**EXTRAIT À LIRE**.
Bouira : Ces moments difficiles de Ali Ferrah Une œuvre qui secoue notre apathie
Publié le 21.12.2023 dans le Quotidien l’Expression

Un poète n'est ni un grammairien ni un lexicologue. Encore moins un styliste, mais un expert en rythme et en harmonie. Si un vers ou un poème ne plait pas, c'est d'abord à lui que le vers, le poème ne plait pas. Et l'oreille extra sensible détecte aussitôt l'anomalie, et la cause de la cacophonie disparaît. Si elle persiste, malgré de nombreuses tentatives, alors le vers et la phrase sont déclarés mauvais.
Et on passe aux suivants, qui, s'ils sont bons les font oublier. Le recueil d'Ali Ferrah, publié en 2021 aux Éditions Khayel peut bien en cacher un ou deux dans ses plis. Mais quel est le poète, de Clément Marot à nos jours, qui prétend ne pas en écrire? D'ailleurs qui sommes-nous pour critiquer et juger? Et au nom de quelles règles, et au nom de quelle esthétique?
Le vers libre se moque de toute contrainte. Quant à l'esthétique, chaque poète a la sienne. Accusées de ne pas respecter la règle des trois unités, les pièces de Corneille ont traversé les siècles, et leur auteur, taxé de même d'être «un vain déclamateur» est considéré toujours comme l'un des plus grands poètes et l'un des plus grands prosateurs du XVIIème siècle.

L'esthétique du poète
«Les moments difficiles» réunit 40 poèmes. Tous très fortement rimés et tous en vers courts de six à sept syllabes. D'autres plus brefs encore, et toute cette poésie est construite sous forme de strophes. Cette ordonnance apparente peut faire illusion: le poète ne prend-il du champ vis-à-vis de la versification classique que pour mieux marquer sa sujétion?

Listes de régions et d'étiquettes
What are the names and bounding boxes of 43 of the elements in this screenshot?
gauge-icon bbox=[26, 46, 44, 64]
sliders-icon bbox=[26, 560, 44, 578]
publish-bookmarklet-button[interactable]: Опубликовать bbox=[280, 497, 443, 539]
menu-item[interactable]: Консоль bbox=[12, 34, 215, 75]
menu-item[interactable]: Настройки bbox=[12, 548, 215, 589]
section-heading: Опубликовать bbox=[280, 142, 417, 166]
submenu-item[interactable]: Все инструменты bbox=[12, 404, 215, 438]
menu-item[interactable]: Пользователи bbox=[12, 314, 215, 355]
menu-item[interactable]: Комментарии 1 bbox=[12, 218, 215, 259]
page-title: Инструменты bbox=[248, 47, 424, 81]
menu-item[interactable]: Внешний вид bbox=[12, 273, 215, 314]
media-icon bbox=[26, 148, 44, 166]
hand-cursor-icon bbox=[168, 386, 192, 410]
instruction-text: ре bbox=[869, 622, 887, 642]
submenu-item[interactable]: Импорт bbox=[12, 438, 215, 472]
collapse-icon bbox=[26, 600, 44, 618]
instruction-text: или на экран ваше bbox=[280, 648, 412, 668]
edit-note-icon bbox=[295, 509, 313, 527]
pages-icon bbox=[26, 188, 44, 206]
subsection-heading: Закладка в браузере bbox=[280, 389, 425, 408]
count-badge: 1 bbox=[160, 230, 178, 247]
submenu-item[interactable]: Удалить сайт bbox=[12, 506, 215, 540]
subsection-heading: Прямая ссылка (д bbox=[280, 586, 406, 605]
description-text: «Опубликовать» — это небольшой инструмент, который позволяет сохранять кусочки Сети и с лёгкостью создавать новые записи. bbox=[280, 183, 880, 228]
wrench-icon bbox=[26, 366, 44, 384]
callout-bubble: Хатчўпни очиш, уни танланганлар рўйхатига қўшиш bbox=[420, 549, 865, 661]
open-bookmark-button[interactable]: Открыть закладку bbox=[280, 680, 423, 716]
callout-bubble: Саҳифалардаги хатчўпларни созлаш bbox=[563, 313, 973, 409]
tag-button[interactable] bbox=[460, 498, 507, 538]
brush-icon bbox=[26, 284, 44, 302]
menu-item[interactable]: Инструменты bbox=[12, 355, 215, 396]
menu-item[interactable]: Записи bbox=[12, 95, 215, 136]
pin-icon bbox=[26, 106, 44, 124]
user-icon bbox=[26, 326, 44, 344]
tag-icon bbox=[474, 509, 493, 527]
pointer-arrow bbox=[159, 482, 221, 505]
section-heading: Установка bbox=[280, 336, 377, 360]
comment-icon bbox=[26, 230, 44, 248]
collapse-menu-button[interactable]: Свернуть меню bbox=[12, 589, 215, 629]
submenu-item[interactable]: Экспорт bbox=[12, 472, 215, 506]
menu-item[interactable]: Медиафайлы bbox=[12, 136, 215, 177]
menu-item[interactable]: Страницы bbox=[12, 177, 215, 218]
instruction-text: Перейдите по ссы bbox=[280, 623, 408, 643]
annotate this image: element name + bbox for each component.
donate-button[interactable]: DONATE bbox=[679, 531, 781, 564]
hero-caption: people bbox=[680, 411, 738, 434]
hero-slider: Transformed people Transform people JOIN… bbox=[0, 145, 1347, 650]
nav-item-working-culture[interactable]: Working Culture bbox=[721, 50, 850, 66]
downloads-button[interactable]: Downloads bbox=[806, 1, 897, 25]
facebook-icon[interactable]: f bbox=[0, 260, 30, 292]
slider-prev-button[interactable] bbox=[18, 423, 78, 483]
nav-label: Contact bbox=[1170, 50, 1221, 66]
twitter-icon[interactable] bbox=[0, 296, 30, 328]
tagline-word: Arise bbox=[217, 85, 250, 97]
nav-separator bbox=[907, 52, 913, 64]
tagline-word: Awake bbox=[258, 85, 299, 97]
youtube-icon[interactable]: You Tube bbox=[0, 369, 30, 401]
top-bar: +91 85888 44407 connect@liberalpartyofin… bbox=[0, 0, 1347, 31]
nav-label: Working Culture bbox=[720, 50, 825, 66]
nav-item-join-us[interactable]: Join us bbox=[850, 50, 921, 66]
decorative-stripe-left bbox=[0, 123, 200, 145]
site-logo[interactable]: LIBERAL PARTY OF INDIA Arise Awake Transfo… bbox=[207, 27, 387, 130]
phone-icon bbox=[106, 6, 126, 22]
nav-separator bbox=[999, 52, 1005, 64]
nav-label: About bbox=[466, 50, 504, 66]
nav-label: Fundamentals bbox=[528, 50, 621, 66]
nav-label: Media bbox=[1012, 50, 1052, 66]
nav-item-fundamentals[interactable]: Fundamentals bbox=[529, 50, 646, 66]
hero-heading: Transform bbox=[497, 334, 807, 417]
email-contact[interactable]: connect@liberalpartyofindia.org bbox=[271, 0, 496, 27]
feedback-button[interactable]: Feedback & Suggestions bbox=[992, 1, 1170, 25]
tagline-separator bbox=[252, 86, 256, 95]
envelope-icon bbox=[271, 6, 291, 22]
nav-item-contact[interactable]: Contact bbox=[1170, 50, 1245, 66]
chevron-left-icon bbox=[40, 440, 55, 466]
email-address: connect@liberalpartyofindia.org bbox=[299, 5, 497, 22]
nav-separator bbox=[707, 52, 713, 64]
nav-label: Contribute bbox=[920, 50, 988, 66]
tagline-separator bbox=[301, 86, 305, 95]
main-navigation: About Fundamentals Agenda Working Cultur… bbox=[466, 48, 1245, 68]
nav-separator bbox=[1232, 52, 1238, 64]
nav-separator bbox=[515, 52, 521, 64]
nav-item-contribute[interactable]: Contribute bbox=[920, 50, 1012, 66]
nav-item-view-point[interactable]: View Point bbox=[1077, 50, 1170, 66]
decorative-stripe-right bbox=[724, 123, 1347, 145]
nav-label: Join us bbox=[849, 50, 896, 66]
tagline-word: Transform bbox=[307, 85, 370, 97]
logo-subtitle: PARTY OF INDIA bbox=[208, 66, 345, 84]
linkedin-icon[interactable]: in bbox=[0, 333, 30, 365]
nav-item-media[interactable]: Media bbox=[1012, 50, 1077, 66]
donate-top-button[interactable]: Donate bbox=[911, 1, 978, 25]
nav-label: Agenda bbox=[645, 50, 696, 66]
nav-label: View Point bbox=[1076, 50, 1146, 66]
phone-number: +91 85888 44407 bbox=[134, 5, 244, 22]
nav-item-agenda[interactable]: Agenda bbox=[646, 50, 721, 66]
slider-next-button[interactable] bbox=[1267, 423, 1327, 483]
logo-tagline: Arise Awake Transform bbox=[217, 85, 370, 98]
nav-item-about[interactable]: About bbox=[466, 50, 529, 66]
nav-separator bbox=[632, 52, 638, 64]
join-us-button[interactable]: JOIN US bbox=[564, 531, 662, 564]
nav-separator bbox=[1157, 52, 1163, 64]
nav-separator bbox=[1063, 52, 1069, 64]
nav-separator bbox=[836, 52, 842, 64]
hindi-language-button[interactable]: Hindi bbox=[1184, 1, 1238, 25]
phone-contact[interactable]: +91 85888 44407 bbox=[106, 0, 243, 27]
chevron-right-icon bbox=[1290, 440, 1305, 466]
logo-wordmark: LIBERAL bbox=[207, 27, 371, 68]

**EXERCICES À FAIRE**.
- A) Les affirmations suivantes s'accordent-elles avec l'article sur le recueil d'Ali Ferrah ? Répondez par oui ou par non et citez les mots qui justifient votre réponse. (i) Le recueil réunit quarante poèmes. (ii) Le recueil est paru en 2023 aux Éditions Khayel. (iii) Le poète est d'abord un grammairien.
- B) D'après l'article sur le recueil d'Ali Ferrah, de quoi accusait-on les pièces de Corneille ?

**EXERCICES CORRIGÉS**.
- A)
(i) Oui : « «Les moments difficiles» réunit 40 poèmes. »
(ii) Non : « Le recueil d'Ali Ferrah, publié en 2021 aux Éditions Khayel »
(iii) Non : « Un poète n'est ni un grammairien ni un lexicologue. »

- B) On les accusait de ne pas respecter la règle des trois unités.